## What the task requires
Copy the lines below word for word, leaving out the pictures.

## Extracted information
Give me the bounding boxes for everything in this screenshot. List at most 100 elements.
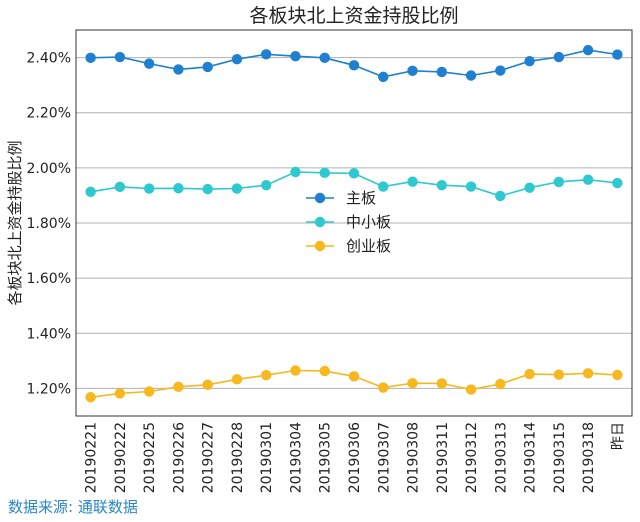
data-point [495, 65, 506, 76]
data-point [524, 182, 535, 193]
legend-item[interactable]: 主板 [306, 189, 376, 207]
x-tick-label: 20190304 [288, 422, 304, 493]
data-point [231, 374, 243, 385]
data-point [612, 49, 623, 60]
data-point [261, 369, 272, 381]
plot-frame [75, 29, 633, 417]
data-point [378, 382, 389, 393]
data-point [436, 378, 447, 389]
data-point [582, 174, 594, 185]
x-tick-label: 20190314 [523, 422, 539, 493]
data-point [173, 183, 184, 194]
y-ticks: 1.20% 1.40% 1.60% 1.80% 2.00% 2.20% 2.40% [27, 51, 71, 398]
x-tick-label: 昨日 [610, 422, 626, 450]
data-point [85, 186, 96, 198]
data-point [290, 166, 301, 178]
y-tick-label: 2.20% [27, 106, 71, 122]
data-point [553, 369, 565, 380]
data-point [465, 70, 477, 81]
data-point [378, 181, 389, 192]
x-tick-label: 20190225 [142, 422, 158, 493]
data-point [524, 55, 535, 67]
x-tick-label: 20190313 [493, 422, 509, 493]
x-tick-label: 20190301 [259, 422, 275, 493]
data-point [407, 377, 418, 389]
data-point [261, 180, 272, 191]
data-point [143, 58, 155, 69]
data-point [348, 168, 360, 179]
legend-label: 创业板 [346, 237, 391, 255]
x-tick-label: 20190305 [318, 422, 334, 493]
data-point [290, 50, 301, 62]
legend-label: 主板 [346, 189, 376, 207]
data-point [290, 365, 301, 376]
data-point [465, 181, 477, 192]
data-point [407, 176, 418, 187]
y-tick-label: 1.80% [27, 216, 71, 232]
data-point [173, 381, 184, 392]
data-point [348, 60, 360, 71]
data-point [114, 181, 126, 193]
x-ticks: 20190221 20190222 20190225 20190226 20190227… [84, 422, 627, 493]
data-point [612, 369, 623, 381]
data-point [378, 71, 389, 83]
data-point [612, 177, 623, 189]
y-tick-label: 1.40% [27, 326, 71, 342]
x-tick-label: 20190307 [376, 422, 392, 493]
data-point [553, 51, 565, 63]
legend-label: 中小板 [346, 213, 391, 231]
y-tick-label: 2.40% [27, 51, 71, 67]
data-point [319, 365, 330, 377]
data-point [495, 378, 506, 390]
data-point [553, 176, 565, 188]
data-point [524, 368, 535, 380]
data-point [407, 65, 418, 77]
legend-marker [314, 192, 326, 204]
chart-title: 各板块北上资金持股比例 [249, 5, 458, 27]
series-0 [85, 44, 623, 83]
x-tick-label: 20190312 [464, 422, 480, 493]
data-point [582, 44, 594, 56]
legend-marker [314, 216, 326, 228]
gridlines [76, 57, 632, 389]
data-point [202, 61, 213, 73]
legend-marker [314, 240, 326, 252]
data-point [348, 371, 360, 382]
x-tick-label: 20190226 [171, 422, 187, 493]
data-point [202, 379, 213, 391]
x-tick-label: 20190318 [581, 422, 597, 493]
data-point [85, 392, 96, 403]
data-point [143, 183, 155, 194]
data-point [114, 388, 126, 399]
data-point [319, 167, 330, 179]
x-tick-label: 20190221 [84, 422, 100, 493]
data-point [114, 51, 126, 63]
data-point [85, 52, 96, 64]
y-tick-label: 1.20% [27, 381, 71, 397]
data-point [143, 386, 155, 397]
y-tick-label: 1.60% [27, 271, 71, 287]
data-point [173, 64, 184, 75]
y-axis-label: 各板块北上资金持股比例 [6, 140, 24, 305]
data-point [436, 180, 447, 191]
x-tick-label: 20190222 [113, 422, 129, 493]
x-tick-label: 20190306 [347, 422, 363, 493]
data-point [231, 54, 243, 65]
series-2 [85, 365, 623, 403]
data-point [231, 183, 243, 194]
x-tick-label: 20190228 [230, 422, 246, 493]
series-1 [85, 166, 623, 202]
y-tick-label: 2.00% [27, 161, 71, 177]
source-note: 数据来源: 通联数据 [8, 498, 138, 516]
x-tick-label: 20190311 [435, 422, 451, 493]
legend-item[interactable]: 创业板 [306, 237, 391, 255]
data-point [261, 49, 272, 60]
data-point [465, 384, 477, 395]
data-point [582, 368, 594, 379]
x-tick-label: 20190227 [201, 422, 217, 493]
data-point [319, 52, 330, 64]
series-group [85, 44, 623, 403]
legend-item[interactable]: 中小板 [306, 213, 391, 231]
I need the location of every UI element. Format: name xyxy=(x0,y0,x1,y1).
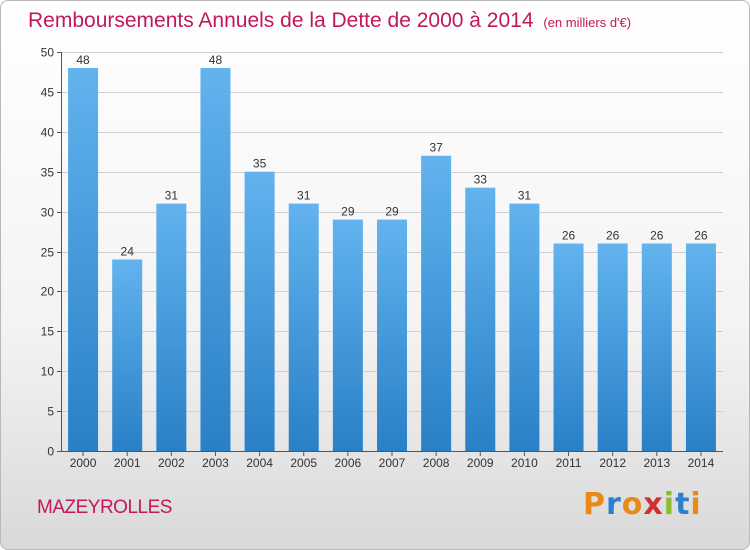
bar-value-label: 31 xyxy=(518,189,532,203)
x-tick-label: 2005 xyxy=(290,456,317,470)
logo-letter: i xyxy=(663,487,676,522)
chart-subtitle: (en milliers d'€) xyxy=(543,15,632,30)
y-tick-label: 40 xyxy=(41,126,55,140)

## Reply
Give me the bounding boxes for everything in this screenshot. List at most 100 elements.
data-point [495, 65, 506, 76]
data-point [524, 182, 535, 193]
legend-item[interactable]: 主板 [306, 189, 376, 207]
x-tick-label: 20190304 [288, 422, 304, 493]
data-point [231, 374, 243, 385]
data-point [612, 49, 623, 60]
data-point [261, 369, 272, 381]
plot-frame [75, 29, 633, 417]
data-point [378, 382, 389, 393]
data-point [436, 378, 447, 389]
data-point [582, 174, 594, 185]
x-tick-label: 20190314 [523, 422, 539, 493]
data-point [173, 183, 184, 194]
y-ticks: 1.20% 1.40% 1.60% 1.80% 2.00% 2.20% 2.40% [27, 51, 71, 398]
x-tick-label: 昨日 [610, 422, 626, 450]
data-point [85, 186, 96, 198]
data-point [290, 166, 301, 178]
y-tick-label: 2.20% [27, 106, 71, 122]
data-point [553, 369, 565, 380]
data-point [465, 70, 477, 81]
data-point [378, 181, 389, 192]
x-tick-label: 20190225 [142, 422, 158, 493]
data-point [524, 55, 535, 67]
x-tick-label: 20190313 [493, 422, 509, 493]
x-tick-label: 20190301 [259, 422, 275, 493]
data-point [407, 377, 418, 389]
data-point [261, 180, 272, 191]
data-point [143, 58, 155, 69]
data-point [348, 168, 360, 179]
legend-label: 创业板 [346, 237, 391, 255]
x-tick-label: 20190305 [318, 422, 334, 493]
data-point [290, 50, 301, 62]
legend-label: 主板 [346, 189, 376, 207]
data-point [290, 365, 301, 376]
data-point [465, 181, 477, 192]
data-point [407, 176, 418, 187]
y-tick-label: 1.80% [27, 216, 71, 232]
data-point [173, 381, 184, 392]
data-point [348, 60, 360, 71]
data-point [114, 181, 126, 193]
x-ticks: 20190221 20190222 20190225 20190226 20190227… [84, 422, 627, 493]
data-point [612, 369, 623, 381]
data-point [378, 71, 389, 83]
data-point [612, 177, 623, 189]
y-tick-label: 1.40% [27, 326, 71, 342]
x-tick-label: 20190307 [376, 422, 392, 493]
data-point [553, 51, 565, 63]
legend-label: 中小板 [346, 213, 391, 231]
y-tick-label: 2.40% [27, 51, 71, 67]
data-point [319, 365, 330, 377]
data-point [495, 378, 506, 390]
data-point [553, 176, 565, 188]
data-point [524, 368, 535, 380]
data-point [407, 65, 418, 77]
legend-marker [314, 192, 326, 204]
chart-title: 各板块北上资金持股比例 [249, 5, 458, 27]
series-0 [85, 44, 623, 83]
x-tick-label: 20190312 [464, 422, 480, 493]
data-point [582, 44, 594, 56]
legend-marker [314, 216, 326, 228]
gridlines [76, 57, 632, 389]
data-point [202, 61, 213, 73]
legend-marker [314, 240, 326, 252]
data-point [348, 371, 360, 382]
x-tick-label: 20190226 [171, 422, 187, 493]
data-point [202, 379, 213, 391]
x-tick-label: 20190318 [581, 422, 597, 493]
data-point [85, 392, 96, 403]
data-point [143, 183, 155, 194]
data-point [114, 388, 126, 399]
data-point [319, 167, 330, 179]
x-tick-label: 20190221 [84, 422, 100, 493]
data-point [114, 51, 126, 63]
data-point [85, 52, 96, 64]
y-tick-label: 1.20% [27, 381, 71, 397]
data-point [143, 386, 155, 397]
y-tick-label: 1.60% [27, 271, 71, 287]
data-point [173, 64, 184, 75]
y-axis-label: 各板块北上资金持股比例 [6, 140, 24, 305]
data-point [436, 180, 447, 191]
x-tick-label: 20190222 [113, 422, 129, 493]
x-tick-label: 20190306 [347, 422, 363, 493]
data-point [231, 54, 243, 65]
series-2 [85, 365, 623, 403]
data-point [231, 183, 243, 194]
x-tick-label: 20190228 [230, 422, 246, 493]
series-1 [85, 166, 623, 202]
y-tick-label: 2.00% [27, 161, 71, 177]
source-note: 数据来源: 通联数据 [8, 498, 138, 516]
x-tick-label: 20190311 [435, 422, 451, 493]
legend-item[interactable]: 创业板 [306, 237, 391, 255]
data-point [261, 49, 272, 60]
data-point [465, 384, 477, 395]
data-point [582, 368, 594, 379]
x-tick-label: 20190227 [201, 422, 217, 493]
data-point [319, 52, 330, 64]
series-group [85, 44, 623, 403]
legend-item[interactable]: 中小板 [306, 213, 391, 231]
I need the location of every UI element. Format: name xyxy=(x0,y0,x1,y1).
bar-value-label: 31 xyxy=(518,189,532,203)
x-tick-label: 2005 xyxy=(290,456,317,470)
logo-letter: i xyxy=(663,487,676,522)
chart-subtitle: (en milliers d'€) xyxy=(543,15,632,30)
y-tick-label: 40 xyxy=(41,126,55,140)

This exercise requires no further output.